**THE RECORDS:**
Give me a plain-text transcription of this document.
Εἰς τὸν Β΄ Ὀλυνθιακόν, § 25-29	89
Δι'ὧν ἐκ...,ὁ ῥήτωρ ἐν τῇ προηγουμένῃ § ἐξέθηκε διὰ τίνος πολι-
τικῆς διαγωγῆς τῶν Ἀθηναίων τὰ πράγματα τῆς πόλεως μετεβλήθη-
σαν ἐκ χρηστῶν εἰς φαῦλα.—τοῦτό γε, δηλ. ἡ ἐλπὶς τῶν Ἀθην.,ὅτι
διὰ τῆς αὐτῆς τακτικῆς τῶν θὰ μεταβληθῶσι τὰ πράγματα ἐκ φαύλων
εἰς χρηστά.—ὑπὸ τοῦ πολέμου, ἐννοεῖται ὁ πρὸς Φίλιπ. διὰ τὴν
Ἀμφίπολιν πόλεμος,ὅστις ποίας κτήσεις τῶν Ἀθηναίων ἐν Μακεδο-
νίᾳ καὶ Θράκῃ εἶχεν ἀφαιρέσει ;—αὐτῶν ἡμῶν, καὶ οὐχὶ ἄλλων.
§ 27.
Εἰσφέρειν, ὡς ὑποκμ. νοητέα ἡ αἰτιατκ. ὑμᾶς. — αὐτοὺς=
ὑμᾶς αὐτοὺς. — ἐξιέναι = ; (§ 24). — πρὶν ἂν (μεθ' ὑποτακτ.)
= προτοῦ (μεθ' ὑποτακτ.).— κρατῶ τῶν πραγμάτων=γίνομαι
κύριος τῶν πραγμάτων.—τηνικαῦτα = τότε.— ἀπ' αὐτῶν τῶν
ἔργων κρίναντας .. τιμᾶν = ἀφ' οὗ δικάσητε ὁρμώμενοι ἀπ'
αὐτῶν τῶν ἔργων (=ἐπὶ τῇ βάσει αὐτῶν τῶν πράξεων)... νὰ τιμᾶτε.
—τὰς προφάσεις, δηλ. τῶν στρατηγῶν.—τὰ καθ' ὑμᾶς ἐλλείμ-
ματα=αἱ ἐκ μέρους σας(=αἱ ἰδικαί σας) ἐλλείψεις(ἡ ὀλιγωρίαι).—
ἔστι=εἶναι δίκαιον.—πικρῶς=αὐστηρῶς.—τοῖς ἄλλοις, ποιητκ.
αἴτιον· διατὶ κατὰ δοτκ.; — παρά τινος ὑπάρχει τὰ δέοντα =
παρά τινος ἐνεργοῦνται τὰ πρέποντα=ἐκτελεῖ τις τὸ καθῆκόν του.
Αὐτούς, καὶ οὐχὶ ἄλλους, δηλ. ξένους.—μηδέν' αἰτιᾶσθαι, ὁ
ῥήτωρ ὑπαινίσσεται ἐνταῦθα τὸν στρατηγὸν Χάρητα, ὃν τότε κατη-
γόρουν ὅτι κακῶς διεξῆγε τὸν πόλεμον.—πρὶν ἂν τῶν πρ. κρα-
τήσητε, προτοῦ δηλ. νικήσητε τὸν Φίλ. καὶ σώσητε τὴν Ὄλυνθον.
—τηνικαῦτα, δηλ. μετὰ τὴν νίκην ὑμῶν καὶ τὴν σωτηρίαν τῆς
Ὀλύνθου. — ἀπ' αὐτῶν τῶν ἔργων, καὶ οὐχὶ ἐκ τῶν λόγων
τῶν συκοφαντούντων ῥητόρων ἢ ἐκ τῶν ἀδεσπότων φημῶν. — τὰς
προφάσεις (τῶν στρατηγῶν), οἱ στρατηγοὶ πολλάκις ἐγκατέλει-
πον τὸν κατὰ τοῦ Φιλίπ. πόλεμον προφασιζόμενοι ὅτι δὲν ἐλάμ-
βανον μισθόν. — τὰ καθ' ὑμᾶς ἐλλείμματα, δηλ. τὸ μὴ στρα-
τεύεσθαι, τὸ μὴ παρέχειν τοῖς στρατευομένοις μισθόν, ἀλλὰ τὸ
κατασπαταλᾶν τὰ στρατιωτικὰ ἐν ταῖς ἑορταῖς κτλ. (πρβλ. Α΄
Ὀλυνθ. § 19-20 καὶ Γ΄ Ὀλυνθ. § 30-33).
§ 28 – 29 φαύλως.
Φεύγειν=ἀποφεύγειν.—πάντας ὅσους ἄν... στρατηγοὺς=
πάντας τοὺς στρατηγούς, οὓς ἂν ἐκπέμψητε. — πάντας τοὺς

**WHAT YOU NEED TO DO:**
Retype all of the material, keeping each line exact.

**THE REPLY:**
Give me a plain-text transcription of this document.
Εἰς τὸν Β΄ Ὀλυνθιακόν, § 25-29	89
Δι'ὧν ἐκ...,ὁ ῥήτωρ ἐν τῇ προηγουμένῃ § ἐξέθηκε διὰ τίνος πολι-
τικῆς διαγωγῆς τῶν Ἀθηναίων τὰ πράγματα τῆς πόλεως μετεβλήθη-
σαν ἐκ χρηστῶν εἰς φαῦλα.—τοῦτό γε, δηλ. ἡ ἐλπὶς τῶν Ἀθην.,ὅτι
διὰ τῆς αὐτῆς τακτικῆς τῶν θὰ μεταβληθῶσι τὰ πράγματα ἐκ φαύλων
εἰς χρηστά.—ὑπὸ τοῦ πολέμου, ἐννοεῖται ὁ πρὸς Φίλιπ. διὰ τὴν
Ἀμφίπολιν πόλεμος,ὅστις ποίας κτήσεις τῶν Ἀθηναίων ἐν Μακεδο-
νίᾳ καὶ Θράκῃ εἶχεν ἀφαιρέσει ;—αὐτῶν ἡμῶν, καὶ οὐχὶ ἄλλων.
§ 27.
Εἰσφέρειν, ὡς ὑποκμ. νοητέα ἡ αἰτιατκ. ὑμᾶς. — αὐτοὺς=
ὑμᾶς αὐτοὺς. — ἐξιέναι = ; (§ 24). — πρὶν ἂν (μεθ' ὑποτακτ.)
= προτοῦ (μεθ' ὑποτακτ.).— κρατῶ τῶν πραγμάτων=γίνομαι
κύριος τῶν πραγμάτων.—τηνικαῦτα = τότε.— ἀπ' αὐτῶν τῶν
ἔργων κρίναντας .. τιμᾶν = ἀφ' οὗ δικάσητε ὁρμώμενοι ἀπ'
αὐτῶν τῶν ἔργων (=ἐπὶ τῇ βάσει αὐτῶν τῶν πράξεων)... νὰ τιμᾶτε.
—τὰς προφάσεις, δηλ. τῶν στρατηγῶν.—τὰ καθ' ὑμᾶς ἐλλείμ-
ματα=αἱ ἐκ μέρους σας(=αἱ ἰδικαί σας) ἐλλείψεις(ἡ ὀλιγωρίαι).—
ἔστι=εἶναι δίκαιον.—πικρῶς=αὐστηρῶς.—τοῖς ἄλλοις, ποιητκ.
αἴτιον· διατὶ κατὰ δοτκ.; — παρά τινος ὑπάρχει τὰ δέοντα =
παρά τινος ἐνεργοῦνται τὰ πρέποντα=ἐκτελεῖ τις τὸ καθῆκόν του.
Αὐτούς, καὶ οὐχὶ ἄλλους, δηλ. ξένους.—μηδέν' αἰτιᾶσθαι, ὁ
ῥήτωρ ὑπαινίσσεται ἐνταῦθα τὸν στρατηγὸν Χάρητα, ὃν τότε κατη-
γόρουν ὅτι κακῶς διεξῆγε τὸν πόλεμον.—πρὶν ἂν τῶν πρ. κρα-
τήσητε, προτοῦ δηλ. νικήσητε τὸν Φίλ. καὶ σώσητε τὴν Ὄλυνθον.
—τηνικαῦτα, δηλ. μετὰ τὴν νίκην ὑμῶν καὶ τὴν σωτηρίαν τῆς
Ὀλύνθου. — ἀπ' αὐτῶν τῶν ἔργων, καὶ οὐχὶ ἐκ τῶν λόγων
τῶν συκοφαντούντων ῥητόρων ἢ ἐκ τῶν ἀδεσπότων φημῶν. — τὰς
προφάσεις (τῶν στρατηγῶν), οἱ στρατηγοὶ πολλάκις ἐγκατέλει-
πον τὸν κατὰ τοῦ Φιλίπ. πόλεμον προφασιζόμενοι ὅτι δὲν ἐλάμ-
βανον μισθόν. — τὰ καθ' ὑμᾶς ἐλλείμματα, δηλ. τὸ μὴ στρα-
τεύεσθαι, τὸ μὴ παρέχειν τοῖς στρατευομένοις μισθόν, ἀλλὰ τὸ
κατασπαταλᾶν τὰ στρατιωτικὰ ἐν ταῖς ἑορταῖς κτλ. (πρβλ. Α΄
Ὀλυνθ. § 19-20 καὶ Γ΄ Ὀλυνθ. § 30-33).
§ 28 – 29 φαύλως.
Φεύγειν=ἀποφεύγειν.—πάντας ὅσους ἄν... στρατηγοὺς=
πάντας τοὺς στρατηγούς, οὓς ἂν ἐκπέμψητε. — πάντας τοὺς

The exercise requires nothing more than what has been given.